> **Given task**: Output exactly, please, the lines of the records below from the one containing "Extract the structured" through the final line.

(Stored records)
_____

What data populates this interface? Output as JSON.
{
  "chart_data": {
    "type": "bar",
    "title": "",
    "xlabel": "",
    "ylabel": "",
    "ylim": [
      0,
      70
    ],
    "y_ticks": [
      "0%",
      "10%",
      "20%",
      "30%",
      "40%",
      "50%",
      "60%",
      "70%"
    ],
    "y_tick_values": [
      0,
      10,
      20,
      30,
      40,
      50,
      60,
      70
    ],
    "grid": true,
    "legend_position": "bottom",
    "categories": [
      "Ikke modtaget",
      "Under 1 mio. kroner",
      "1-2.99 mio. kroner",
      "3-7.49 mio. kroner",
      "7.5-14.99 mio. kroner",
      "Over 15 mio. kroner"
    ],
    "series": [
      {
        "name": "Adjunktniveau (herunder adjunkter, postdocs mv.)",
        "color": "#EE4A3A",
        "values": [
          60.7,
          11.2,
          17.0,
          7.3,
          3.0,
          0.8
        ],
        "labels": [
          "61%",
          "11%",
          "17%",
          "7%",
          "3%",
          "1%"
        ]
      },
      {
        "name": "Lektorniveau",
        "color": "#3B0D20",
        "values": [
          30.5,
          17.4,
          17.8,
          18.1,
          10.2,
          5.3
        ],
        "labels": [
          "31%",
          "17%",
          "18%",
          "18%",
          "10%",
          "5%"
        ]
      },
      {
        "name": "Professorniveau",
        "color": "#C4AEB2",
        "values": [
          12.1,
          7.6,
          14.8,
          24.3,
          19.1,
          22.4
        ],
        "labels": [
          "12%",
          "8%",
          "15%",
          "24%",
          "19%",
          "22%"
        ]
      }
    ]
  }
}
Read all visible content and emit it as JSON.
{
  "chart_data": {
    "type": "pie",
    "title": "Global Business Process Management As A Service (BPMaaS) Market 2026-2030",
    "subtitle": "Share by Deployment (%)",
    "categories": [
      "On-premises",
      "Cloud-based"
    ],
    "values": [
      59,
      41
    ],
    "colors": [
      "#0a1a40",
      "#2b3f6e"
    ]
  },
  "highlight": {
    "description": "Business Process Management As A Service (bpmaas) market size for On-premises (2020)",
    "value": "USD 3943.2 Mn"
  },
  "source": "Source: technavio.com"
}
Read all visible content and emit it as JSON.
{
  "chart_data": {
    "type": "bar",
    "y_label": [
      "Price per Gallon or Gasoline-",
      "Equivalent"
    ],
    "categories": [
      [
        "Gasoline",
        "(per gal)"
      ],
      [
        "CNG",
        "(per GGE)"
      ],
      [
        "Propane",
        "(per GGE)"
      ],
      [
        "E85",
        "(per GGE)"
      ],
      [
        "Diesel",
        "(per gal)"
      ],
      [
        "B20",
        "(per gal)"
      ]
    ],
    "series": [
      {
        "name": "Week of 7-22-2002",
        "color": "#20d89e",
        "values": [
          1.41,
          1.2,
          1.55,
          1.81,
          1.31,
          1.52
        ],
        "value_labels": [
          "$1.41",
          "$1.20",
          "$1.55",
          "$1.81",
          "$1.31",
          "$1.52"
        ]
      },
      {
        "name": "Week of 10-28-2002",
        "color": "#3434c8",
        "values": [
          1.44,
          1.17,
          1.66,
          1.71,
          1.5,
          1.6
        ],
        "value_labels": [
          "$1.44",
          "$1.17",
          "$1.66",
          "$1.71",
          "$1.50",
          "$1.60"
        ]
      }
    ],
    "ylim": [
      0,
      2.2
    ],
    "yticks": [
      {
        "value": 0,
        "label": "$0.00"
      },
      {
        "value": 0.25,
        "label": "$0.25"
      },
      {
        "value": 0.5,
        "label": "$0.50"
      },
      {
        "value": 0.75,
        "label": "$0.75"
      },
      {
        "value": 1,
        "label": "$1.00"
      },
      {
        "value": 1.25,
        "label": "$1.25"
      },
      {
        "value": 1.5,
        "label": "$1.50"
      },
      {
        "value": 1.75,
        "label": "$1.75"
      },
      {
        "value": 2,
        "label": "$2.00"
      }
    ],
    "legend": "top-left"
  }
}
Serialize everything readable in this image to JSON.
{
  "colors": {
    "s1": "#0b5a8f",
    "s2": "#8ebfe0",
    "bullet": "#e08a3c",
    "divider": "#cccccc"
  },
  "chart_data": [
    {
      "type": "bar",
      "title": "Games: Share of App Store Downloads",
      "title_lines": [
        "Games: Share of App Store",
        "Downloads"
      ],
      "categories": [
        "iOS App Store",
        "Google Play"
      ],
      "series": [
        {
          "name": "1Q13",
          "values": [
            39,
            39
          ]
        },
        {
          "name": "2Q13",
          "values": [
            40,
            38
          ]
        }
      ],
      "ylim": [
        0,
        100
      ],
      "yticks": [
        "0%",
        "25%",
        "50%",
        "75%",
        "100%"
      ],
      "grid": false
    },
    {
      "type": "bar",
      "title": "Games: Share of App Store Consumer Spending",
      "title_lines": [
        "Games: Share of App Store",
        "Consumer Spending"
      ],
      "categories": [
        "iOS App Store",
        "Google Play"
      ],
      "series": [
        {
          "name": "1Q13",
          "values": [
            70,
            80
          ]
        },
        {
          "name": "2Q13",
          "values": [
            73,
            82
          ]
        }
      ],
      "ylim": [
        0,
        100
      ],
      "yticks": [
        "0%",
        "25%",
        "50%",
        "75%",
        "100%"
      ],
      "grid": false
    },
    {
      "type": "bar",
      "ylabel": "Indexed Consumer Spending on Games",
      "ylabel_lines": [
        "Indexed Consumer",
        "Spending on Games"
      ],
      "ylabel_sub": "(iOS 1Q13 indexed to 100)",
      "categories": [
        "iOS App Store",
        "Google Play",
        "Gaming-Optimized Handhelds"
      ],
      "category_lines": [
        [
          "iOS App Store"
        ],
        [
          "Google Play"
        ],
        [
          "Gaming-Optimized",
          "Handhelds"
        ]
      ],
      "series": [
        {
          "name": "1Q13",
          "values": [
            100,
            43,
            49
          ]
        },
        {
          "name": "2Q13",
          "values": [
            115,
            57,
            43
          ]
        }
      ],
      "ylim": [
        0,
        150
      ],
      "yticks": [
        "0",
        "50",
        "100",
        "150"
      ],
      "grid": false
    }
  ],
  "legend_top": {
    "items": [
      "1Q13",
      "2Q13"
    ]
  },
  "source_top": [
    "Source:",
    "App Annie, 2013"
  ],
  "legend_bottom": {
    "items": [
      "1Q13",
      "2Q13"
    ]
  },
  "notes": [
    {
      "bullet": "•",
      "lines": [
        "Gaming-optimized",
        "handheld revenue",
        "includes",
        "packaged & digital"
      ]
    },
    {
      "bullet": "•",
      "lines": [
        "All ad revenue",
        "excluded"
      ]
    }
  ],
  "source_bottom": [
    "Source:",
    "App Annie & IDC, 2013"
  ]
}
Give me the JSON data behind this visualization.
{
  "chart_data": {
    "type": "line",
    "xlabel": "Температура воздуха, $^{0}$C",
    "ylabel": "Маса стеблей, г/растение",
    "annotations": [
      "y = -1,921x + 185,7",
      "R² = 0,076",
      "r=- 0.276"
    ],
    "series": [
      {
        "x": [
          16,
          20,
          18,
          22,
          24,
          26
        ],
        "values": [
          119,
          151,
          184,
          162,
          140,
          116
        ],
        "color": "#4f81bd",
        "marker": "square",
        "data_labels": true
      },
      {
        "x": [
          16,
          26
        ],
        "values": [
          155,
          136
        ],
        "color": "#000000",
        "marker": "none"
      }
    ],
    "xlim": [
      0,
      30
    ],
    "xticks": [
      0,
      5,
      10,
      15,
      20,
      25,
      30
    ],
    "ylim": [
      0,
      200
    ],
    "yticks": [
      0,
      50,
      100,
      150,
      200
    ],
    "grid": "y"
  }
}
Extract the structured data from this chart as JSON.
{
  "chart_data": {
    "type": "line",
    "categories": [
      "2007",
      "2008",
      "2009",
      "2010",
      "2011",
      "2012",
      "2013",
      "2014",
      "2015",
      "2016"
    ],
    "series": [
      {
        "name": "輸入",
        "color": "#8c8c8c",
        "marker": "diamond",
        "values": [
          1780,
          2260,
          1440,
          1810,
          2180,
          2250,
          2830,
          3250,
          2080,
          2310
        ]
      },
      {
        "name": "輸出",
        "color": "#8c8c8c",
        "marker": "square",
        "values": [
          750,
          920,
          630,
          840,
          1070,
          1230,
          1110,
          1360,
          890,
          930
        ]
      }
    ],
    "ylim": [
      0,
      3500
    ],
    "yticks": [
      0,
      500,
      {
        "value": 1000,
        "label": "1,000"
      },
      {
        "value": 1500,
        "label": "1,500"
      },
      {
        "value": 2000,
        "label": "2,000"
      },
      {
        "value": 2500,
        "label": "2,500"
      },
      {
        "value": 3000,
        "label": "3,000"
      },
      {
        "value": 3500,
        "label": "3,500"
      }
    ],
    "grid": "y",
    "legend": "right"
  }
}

_____

> **Answer to this exercise**:
Extract the structured data from this chart as JSON.
{
  "chart_data": {
    "type": "line",
    "categories": [
      "2007",
      "2008",
      "2009",
      "2010",
      "2011",
      "2012",
      "2013",
      "2014",
      "2015",
      "2016"
    ],
    "series": [
      {
        "name": "輸入",
        "color": "#8c8c8c",
        "marker": "diamond",
        "values": [
          1780,
          2260,
          1440,
          1810,
          2180,
          2250,
          2830,
          3250,
          2080,
          2310
        ]
      },
      {
        "name": "輸出",
        "color": "#8c8c8c",
        "marker": "square",
        "values": [
          750,
          920,
          630,
          840,
          1070,
          1230,
          1110,
          1360,
          890,
          930
        ]
      }
    ],
    "ylim": [
      0,
      3500
    ],
    "yticks": [
      0,
      500,
      {
        "value": 1000,
        "label": "1,000"
      },
      {
        "value": 1500,
        "label": "1,500"
      },
      {
        "value": 2000,
        "label": "2,000"
      },
      {
        "value": 2500,
        "label": "2,500"
      },
      {
        "value": 3000,
        "label": "3,000"
      },
      {
        "value": 3500,
        "label": "3,500"
      }
    ],
    "grid": "y",
    "legend": "right"
  }
}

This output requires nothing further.